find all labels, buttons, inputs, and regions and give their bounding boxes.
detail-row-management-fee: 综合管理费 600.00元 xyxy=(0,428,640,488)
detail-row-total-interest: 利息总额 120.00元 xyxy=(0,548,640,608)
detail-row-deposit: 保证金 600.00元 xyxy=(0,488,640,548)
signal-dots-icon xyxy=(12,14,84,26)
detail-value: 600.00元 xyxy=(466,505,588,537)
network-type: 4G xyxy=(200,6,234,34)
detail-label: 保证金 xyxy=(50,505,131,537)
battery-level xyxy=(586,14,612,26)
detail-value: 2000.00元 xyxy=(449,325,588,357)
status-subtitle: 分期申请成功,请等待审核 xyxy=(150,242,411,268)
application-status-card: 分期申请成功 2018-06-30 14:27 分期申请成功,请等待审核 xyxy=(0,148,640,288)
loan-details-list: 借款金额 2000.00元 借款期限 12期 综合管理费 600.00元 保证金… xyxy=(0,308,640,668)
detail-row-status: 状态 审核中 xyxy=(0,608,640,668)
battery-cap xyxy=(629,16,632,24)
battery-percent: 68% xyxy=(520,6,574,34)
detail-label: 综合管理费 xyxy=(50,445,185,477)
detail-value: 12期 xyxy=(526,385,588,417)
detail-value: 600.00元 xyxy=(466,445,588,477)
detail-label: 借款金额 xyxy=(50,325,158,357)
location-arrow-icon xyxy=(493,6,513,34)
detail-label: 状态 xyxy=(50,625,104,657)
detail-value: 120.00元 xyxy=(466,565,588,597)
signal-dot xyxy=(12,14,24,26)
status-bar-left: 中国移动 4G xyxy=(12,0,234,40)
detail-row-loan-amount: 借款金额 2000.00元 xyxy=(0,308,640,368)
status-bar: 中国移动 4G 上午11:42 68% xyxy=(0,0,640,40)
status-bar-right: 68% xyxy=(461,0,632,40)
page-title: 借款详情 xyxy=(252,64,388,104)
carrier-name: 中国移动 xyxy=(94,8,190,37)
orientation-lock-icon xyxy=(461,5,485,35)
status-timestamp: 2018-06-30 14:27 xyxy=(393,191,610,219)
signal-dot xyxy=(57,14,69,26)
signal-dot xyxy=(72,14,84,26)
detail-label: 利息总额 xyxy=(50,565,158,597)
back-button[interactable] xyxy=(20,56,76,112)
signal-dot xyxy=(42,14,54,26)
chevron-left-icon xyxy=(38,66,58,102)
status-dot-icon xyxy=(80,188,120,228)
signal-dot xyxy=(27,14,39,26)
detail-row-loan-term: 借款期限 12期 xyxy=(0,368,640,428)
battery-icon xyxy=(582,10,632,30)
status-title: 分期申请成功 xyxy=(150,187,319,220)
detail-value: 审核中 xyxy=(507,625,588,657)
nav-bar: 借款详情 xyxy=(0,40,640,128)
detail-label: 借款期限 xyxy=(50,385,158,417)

***

Instructions to follow: Please reproduce the lines above exactly as they appear.

Response to the exercise:
find all labels, buttons, inputs, and regions and give their bounding boxes.
detail-row-management-fee: 综合管理费 600.00元 xyxy=(0,428,640,488)
detail-row-total-interest: 利息总额 120.00元 xyxy=(0,548,640,608)
detail-row-deposit: 保证金 600.00元 xyxy=(0,488,640,548)
signal-dots-icon xyxy=(12,14,84,26)
detail-value: 600.00元 xyxy=(466,505,588,537)
network-type: 4G xyxy=(200,6,234,34)
detail-label: 保证金 xyxy=(50,505,131,537)
battery-level xyxy=(586,14,612,26)
detail-value: 2000.00元 xyxy=(449,325,588,357)
status-subtitle: 分期申请成功,请等待审核 xyxy=(150,242,411,268)
application-status-card: 分期申请成功 2018-06-30 14:27 分期申请成功,请等待审核 xyxy=(0,148,640,288)
loan-details-list: 借款金额 2000.00元 借款期限 12期 综合管理费 600.00元 保证金… xyxy=(0,308,640,668)
detail-row-status: 状态 审核中 xyxy=(0,608,640,668)
battery-cap xyxy=(629,16,632,24)
battery-percent: 68% xyxy=(520,6,574,34)
detail-label: 综合管理费 xyxy=(50,445,185,477)
detail-value: 12期 xyxy=(526,385,588,417)
detail-value: 600.00元 xyxy=(466,445,588,477)
detail-label: 借款金额 xyxy=(50,325,158,357)
location-arrow-icon xyxy=(493,6,513,34)
detail-label: 状态 xyxy=(50,625,104,657)
detail-value: 120.00元 xyxy=(466,565,588,597)
signal-dot xyxy=(12,14,24,26)
status-bar-left: 中国移动 4G xyxy=(12,0,234,40)
detail-row-loan-amount: 借款金额 2000.00元 xyxy=(0,308,640,368)
status-bar: 中国移动 4G 上午11:42 68% xyxy=(0,0,640,40)
status-bar-right: 68% xyxy=(461,0,632,40)
page-title: 借款详情 xyxy=(252,64,388,104)
carrier-name: 中国移动 xyxy=(94,8,190,37)
orientation-lock-icon xyxy=(461,5,485,35)
status-timestamp: 2018-06-30 14:27 xyxy=(393,191,610,219)
signal-dot xyxy=(57,14,69,26)
signal-dot xyxy=(72,14,84,26)
detail-label: 利息总额 xyxy=(50,565,158,597)
back-button[interactable] xyxy=(20,56,76,112)
signal-dot xyxy=(42,14,54,26)
chevron-left-icon xyxy=(38,66,58,102)
status-dot-icon xyxy=(80,188,120,228)
signal-dot xyxy=(27,14,39,26)
detail-row-loan-term: 借款期限 12期 xyxy=(0,368,640,428)
battery-icon xyxy=(582,10,632,30)
status-title: 分期申请成功 xyxy=(150,187,319,220)
detail-value: 审核中 xyxy=(507,625,588,657)
nav-bar: 借款详情 xyxy=(0,40,640,128)
detail-label: 借款期限 xyxy=(50,385,158,417)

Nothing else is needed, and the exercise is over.